Instructions to follow -
Review the lines that follow and copy each one that contains the word "Oceano".

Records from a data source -
—————
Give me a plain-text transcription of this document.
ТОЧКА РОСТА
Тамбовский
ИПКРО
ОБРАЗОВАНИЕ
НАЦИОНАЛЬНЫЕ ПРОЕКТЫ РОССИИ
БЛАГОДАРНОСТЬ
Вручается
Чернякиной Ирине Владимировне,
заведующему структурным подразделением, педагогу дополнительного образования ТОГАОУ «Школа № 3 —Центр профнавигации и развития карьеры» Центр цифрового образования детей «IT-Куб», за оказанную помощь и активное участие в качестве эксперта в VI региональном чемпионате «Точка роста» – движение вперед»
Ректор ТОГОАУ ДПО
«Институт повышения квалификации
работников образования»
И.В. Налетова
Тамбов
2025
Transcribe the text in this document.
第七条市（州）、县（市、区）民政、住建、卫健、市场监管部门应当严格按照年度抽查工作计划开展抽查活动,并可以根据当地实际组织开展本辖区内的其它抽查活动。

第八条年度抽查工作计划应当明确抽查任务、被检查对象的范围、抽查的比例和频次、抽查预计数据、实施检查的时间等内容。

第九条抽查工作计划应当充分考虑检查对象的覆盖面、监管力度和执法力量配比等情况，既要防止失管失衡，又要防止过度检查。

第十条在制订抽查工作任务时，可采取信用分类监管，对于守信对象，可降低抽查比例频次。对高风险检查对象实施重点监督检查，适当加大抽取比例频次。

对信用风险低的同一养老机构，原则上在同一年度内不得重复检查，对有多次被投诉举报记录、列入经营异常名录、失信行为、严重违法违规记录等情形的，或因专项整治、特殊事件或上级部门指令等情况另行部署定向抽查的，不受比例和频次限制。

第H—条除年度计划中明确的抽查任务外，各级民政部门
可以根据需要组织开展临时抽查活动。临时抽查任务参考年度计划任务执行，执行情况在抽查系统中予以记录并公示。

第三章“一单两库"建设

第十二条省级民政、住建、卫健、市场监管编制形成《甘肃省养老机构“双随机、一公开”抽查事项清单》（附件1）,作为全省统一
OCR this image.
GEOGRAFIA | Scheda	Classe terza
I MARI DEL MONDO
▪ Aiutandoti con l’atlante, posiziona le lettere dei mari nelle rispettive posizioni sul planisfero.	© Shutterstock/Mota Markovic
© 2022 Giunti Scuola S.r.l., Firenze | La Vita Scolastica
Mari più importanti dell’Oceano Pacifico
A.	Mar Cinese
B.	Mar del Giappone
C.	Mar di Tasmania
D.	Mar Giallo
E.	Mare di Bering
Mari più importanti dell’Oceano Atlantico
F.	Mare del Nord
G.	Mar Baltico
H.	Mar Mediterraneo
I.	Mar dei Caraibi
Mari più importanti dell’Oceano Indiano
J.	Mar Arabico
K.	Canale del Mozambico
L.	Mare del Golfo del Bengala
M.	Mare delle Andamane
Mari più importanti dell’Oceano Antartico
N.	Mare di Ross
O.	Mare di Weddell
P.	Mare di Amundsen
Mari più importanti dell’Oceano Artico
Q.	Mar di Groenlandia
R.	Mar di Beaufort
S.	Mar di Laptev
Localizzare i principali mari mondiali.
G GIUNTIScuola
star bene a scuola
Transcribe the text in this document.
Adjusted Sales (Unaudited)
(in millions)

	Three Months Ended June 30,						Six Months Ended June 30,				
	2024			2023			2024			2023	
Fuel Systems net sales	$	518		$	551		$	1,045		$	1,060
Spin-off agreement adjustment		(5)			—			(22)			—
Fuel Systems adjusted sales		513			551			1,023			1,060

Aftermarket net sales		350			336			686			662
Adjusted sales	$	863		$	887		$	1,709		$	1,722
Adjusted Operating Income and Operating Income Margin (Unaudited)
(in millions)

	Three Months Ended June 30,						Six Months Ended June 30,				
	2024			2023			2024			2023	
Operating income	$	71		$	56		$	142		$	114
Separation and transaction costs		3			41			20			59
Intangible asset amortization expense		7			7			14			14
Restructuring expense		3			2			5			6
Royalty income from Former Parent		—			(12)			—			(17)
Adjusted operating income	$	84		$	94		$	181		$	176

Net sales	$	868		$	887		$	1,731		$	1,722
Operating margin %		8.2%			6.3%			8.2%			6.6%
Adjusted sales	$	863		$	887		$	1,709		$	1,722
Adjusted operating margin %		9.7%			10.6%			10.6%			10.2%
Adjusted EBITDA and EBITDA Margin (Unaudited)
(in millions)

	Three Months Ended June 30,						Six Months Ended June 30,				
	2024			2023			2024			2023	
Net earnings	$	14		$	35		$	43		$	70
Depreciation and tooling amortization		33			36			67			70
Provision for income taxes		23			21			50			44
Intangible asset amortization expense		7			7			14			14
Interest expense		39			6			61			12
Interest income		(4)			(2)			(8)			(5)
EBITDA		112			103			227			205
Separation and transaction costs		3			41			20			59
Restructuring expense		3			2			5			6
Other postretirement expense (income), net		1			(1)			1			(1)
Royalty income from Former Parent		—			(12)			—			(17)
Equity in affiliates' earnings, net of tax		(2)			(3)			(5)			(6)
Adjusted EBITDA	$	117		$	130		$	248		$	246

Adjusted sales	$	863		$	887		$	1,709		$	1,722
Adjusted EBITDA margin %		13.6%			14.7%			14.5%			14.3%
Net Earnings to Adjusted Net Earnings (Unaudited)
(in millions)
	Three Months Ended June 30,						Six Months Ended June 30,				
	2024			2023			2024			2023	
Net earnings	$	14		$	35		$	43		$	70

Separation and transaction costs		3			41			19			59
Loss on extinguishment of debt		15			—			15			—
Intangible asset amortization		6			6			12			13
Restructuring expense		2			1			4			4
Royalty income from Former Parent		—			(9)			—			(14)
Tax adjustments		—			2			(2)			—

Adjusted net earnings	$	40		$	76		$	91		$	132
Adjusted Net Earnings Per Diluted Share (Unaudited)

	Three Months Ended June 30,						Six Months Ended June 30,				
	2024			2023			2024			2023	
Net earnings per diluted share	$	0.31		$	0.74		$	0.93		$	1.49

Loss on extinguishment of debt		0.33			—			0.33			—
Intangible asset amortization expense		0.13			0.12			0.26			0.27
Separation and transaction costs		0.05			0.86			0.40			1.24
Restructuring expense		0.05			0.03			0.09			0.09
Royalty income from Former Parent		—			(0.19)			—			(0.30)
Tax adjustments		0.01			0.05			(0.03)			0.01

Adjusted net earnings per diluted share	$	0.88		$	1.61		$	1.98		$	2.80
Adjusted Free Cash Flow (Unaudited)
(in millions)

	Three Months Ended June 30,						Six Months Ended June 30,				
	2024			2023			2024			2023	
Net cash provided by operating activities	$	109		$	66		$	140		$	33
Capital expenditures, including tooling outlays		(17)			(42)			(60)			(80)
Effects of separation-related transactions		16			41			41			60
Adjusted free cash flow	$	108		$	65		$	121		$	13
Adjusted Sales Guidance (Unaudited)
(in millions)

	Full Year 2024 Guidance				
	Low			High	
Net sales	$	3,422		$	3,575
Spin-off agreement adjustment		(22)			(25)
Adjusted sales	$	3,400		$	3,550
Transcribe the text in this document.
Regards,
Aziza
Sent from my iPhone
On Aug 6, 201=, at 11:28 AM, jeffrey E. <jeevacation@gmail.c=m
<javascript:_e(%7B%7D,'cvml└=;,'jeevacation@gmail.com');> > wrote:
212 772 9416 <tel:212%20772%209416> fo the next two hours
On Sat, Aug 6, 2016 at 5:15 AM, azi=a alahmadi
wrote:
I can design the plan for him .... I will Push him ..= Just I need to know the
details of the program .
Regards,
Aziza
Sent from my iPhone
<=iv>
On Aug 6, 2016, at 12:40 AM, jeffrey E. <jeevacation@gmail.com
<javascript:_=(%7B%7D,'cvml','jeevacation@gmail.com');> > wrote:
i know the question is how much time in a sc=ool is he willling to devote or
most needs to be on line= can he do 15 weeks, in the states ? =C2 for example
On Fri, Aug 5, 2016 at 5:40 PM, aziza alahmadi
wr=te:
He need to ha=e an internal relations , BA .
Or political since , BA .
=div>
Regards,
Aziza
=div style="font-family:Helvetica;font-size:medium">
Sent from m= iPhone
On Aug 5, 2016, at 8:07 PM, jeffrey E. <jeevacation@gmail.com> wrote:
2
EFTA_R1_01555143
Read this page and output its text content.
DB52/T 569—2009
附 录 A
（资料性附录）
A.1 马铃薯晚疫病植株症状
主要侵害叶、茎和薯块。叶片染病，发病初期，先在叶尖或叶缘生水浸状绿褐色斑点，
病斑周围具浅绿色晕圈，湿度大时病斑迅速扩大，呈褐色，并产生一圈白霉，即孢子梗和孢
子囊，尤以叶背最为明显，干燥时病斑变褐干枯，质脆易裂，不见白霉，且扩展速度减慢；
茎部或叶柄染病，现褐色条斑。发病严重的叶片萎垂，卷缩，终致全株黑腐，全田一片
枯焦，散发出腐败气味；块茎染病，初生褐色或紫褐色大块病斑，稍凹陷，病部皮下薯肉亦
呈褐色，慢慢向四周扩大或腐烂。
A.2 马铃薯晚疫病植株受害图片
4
—————
Full output -
Mari più importanti dell’Oceano Pacifico
Mari più importanti dell’Oceano Atlantico
Mari più importanti dell’Oceano Indiano
Mari più importanti dell’Oceano Antartico
Mari più importanti dell’Oceano Artico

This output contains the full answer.